═════ Data records
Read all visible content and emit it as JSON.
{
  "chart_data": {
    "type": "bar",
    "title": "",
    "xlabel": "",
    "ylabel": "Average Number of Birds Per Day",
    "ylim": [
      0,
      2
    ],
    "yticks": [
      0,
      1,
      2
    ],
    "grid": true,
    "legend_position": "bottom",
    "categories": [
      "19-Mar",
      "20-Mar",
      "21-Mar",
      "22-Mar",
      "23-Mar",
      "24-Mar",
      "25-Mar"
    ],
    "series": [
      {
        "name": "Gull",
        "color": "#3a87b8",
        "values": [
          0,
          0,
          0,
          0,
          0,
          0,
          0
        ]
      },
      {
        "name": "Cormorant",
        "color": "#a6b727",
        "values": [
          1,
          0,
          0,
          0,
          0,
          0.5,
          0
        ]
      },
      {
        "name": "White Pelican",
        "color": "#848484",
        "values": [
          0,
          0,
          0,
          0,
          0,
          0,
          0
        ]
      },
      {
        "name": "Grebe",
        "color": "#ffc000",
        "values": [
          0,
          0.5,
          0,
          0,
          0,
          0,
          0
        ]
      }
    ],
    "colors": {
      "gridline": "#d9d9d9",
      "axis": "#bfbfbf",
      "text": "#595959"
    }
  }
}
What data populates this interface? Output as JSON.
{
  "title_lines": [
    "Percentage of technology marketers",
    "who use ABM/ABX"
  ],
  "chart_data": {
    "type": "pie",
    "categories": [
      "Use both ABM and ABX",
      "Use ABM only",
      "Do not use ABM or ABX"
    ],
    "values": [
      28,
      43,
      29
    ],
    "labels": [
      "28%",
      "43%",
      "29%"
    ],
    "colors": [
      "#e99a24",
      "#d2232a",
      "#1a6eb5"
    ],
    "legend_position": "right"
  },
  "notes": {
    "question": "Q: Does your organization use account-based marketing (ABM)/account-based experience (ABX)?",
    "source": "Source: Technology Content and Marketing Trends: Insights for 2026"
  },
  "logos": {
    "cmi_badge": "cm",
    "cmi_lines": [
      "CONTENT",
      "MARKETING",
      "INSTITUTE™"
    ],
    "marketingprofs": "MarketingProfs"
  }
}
══════════
**What is expected**
Give back exactly the lines from the line holding "What data populates" through the last line of the listing, including both.

**Full output**
What data populates this interface? Output as JSON.
{
  "title_lines": [
    "Percentage of technology marketers",
    "who use ABM/ABX"
  ],
  "chart_data": {
    "type": "pie",
    "categories": [
      "Use both ABM and ABX",
      "Use ABM only",
      "Do not use ABM or ABX"
    ],
    "values": [
      28,
      43,
      29
    ],
    "labels": [
      "28%",
      "43%",
      "29%"
    ],
    "colors": [
      "#e99a24",
      "#d2232a",
      "#1a6eb5"
    ],
    "legend_position": "right"
  },
  "notes": {
    "question": "Q: Does your organization use account-based marketing (ABM)/account-based experience (ABX)?",
    "source": "Source: Technology Content and Marketing Trends: Insights for 2026"
  },
  "logos": {
    "cmi_badge": "cm",
    "cmi_lines": [
      "CONTENT",
      "MARKETING",
      "INSTITUTE™"
    ],
    "marketingprofs": "MarketingProfs"
  }
}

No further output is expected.